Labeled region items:
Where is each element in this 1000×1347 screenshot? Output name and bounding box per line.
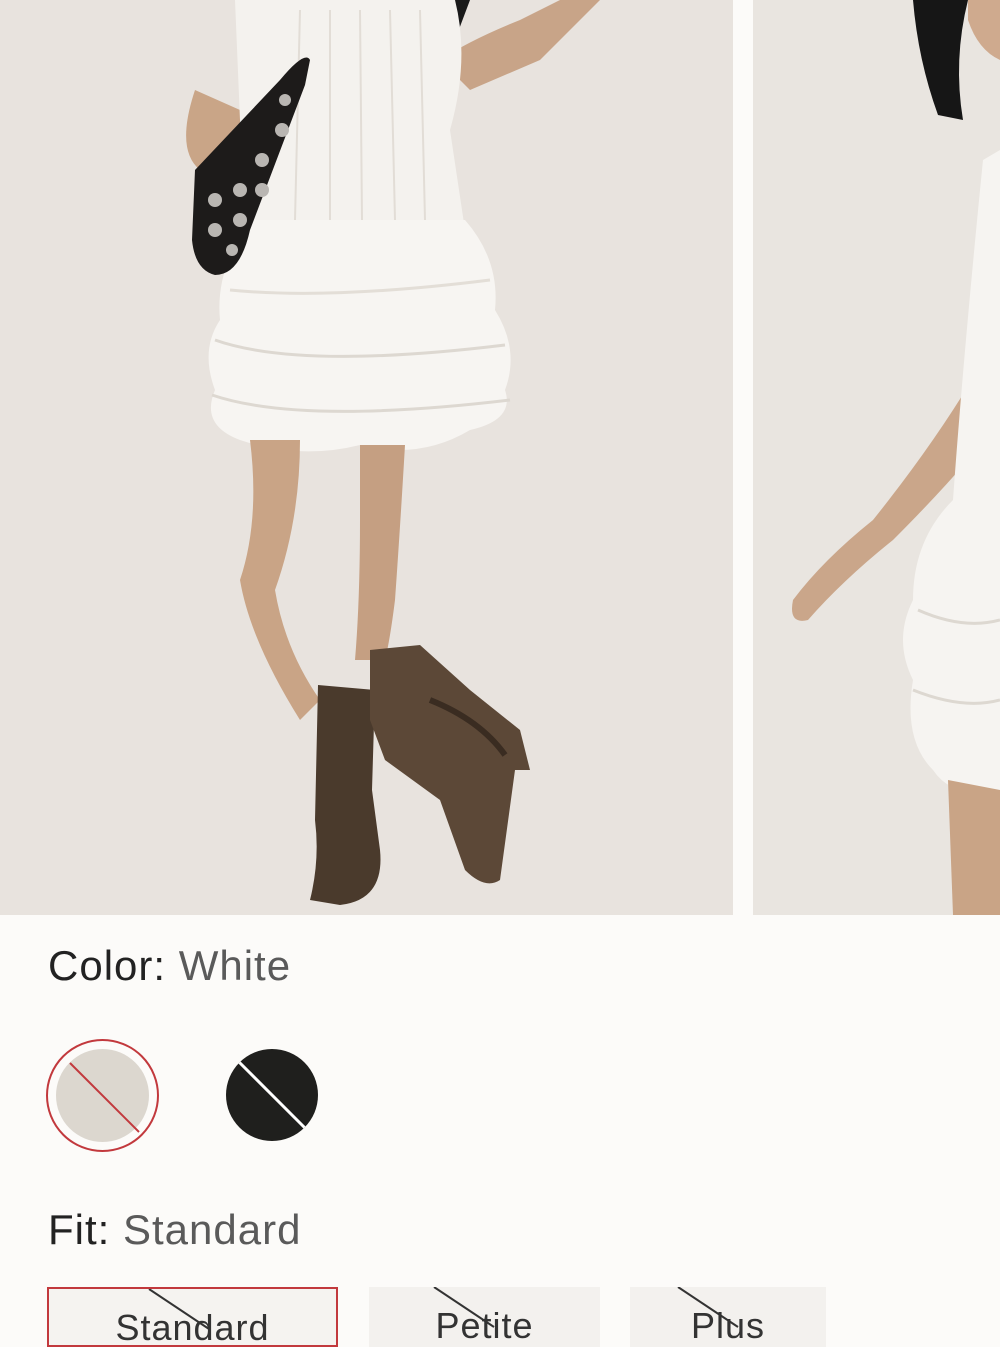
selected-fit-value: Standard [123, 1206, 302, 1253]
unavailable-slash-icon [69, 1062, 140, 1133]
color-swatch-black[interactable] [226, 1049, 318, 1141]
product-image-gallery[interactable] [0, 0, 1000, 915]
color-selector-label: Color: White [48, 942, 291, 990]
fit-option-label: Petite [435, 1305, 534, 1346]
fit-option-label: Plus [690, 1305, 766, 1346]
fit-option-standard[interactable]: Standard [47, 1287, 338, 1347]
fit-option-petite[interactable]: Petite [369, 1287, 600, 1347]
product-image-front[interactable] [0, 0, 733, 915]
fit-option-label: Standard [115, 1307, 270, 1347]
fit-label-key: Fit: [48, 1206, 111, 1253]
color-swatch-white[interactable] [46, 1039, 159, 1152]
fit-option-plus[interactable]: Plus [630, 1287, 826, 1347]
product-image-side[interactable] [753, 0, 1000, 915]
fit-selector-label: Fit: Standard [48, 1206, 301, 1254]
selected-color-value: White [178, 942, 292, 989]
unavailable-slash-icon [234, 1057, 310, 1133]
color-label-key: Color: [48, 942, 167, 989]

Exercise instructions:
Reproduce every line of the items above word for word, omitting the picture.

Answer to the exercise:
Where is each element in this 1000×1347 screenshot? Output name and bounding box per line.
selected-fit-value: Standard [123, 1206, 302, 1253]
unavailable-slash-icon [69, 1062, 140, 1133]
color-swatch-black[interactable] [226, 1049, 318, 1141]
product-image-gallery[interactable] [0, 0, 1000, 915]
color-selector-label: Color: White [48, 942, 291, 990]
fit-option-label: Petite [435, 1305, 534, 1346]
fit-option-label: Plus [690, 1305, 766, 1346]
fit-option-standard[interactable]: Standard [47, 1287, 338, 1347]
fit-option-petite[interactable]: Petite [369, 1287, 600, 1347]
product-image-front[interactable] [0, 0, 733, 915]
fit-option-label: Standard [115, 1307, 270, 1347]
fit-label-key: Fit: [48, 1206, 111, 1253]
color-swatch-white[interactable] [46, 1039, 159, 1152]
fit-option-plus[interactable]: Plus [630, 1287, 826, 1347]
product-image-side[interactable] [753, 0, 1000, 915]
fit-selector-label: Fit: Standard [48, 1206, 301, 1254]
selected-color-value: White [178, 942, 292, 989]
unavailable-slash-icon [234, 1057, 310, 1133]
color-label-key: Color: [48, 942, 167, 989]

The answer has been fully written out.